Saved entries
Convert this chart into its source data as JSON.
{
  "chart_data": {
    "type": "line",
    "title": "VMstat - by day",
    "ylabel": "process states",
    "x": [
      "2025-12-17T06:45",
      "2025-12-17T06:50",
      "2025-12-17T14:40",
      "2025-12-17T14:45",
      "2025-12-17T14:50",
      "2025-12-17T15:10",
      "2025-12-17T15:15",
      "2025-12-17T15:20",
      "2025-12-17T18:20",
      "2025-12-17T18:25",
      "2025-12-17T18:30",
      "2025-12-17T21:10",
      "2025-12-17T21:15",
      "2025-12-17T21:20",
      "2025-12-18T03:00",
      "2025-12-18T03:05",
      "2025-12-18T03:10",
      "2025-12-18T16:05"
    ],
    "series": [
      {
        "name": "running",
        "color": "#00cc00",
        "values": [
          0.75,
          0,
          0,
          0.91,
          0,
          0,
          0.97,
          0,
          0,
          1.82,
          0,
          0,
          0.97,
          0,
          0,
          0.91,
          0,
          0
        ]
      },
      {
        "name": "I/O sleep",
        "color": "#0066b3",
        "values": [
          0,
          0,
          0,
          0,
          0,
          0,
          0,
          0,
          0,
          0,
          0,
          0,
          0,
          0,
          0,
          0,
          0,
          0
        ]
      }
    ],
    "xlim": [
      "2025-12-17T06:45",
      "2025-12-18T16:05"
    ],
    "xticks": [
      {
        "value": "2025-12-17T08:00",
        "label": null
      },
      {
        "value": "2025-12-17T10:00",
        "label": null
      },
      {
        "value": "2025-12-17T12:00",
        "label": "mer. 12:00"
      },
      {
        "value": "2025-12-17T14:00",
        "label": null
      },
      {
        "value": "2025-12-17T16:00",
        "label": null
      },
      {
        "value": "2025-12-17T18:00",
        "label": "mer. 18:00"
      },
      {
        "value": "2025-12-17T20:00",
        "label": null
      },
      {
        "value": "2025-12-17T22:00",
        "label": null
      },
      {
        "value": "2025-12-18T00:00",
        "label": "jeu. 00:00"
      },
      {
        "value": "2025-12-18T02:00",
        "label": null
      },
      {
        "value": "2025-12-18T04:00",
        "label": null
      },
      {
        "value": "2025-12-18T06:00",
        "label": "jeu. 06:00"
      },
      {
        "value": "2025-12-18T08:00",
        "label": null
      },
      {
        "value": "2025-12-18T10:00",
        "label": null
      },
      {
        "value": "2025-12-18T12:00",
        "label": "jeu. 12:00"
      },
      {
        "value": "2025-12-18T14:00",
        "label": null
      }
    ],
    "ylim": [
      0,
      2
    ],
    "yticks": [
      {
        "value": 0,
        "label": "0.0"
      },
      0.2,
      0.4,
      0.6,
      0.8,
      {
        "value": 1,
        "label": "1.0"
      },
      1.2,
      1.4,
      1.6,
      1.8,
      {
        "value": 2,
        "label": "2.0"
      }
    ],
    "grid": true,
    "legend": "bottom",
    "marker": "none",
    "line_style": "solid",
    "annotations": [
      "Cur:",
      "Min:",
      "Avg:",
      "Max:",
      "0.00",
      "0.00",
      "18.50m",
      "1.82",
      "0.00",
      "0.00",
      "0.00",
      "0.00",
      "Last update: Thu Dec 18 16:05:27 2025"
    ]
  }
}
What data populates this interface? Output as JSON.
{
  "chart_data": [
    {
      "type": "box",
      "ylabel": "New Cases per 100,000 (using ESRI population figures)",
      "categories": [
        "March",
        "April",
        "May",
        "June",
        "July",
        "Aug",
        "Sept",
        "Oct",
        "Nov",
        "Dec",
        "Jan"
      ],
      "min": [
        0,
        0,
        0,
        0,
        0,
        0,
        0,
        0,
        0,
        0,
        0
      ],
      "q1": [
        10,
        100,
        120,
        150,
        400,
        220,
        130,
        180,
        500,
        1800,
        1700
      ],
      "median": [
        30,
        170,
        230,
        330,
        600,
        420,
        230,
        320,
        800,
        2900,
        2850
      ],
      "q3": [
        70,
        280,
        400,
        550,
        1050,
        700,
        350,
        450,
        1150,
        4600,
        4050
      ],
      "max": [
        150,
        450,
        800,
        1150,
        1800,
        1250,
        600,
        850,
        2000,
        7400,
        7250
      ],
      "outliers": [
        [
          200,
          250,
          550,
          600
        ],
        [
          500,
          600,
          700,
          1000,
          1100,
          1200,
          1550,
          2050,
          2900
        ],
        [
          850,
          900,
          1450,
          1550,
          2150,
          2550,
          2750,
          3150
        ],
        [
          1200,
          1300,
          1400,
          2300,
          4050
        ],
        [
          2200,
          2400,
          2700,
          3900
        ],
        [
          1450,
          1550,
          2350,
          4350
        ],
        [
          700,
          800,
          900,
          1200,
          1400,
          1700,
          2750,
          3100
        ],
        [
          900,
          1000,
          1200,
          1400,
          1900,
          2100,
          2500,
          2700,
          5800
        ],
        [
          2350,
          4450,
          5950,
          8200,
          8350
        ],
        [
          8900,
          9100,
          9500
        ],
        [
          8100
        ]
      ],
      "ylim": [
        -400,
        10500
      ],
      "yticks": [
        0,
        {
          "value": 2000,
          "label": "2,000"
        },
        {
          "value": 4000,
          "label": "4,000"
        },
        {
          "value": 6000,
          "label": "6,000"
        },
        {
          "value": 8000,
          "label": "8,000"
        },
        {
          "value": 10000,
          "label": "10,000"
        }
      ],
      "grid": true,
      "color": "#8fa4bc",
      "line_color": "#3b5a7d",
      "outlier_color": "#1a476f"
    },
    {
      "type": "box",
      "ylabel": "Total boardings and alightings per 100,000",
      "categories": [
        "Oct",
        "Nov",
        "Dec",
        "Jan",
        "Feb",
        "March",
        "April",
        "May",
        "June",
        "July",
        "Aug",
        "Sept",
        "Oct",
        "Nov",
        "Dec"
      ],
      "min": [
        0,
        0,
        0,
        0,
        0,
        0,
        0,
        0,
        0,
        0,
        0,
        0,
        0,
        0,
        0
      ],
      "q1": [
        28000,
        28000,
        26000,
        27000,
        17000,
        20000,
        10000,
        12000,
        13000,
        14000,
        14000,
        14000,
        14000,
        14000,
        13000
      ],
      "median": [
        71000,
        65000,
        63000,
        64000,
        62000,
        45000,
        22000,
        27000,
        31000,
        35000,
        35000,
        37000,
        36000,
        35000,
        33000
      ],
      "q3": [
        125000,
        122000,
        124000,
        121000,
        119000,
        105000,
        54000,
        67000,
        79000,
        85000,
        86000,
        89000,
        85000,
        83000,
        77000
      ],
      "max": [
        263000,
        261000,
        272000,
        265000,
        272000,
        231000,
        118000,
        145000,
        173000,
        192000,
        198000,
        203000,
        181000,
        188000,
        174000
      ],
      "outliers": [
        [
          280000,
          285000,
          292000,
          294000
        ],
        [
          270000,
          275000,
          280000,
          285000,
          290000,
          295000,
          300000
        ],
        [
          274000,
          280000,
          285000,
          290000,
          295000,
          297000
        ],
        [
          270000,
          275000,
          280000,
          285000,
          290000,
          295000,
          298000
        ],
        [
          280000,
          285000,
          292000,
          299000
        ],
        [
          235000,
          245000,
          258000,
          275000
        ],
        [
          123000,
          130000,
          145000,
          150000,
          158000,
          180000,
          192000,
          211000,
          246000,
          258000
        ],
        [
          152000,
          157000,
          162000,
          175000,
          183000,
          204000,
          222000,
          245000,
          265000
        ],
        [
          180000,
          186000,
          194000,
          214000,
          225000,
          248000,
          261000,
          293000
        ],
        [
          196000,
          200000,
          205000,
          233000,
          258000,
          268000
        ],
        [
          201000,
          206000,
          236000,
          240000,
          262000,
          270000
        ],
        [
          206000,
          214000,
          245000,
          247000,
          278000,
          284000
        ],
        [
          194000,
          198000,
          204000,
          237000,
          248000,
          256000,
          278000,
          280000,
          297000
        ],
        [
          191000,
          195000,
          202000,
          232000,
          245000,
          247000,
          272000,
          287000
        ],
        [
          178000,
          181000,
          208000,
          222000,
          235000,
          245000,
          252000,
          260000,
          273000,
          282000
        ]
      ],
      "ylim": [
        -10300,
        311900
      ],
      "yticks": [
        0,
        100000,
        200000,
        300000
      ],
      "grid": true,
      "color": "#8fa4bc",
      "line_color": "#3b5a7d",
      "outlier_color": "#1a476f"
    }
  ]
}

OBJECTIVE: Identify and copy the lines holding the word "ylabel".

COMPLETE RESPONSE:
    "ylabel": "process states",
      "ylabel": "New Cases per 100,000 (using ESRI population figures)",
      "ylabel": "Total boardings and alightings per 100,000",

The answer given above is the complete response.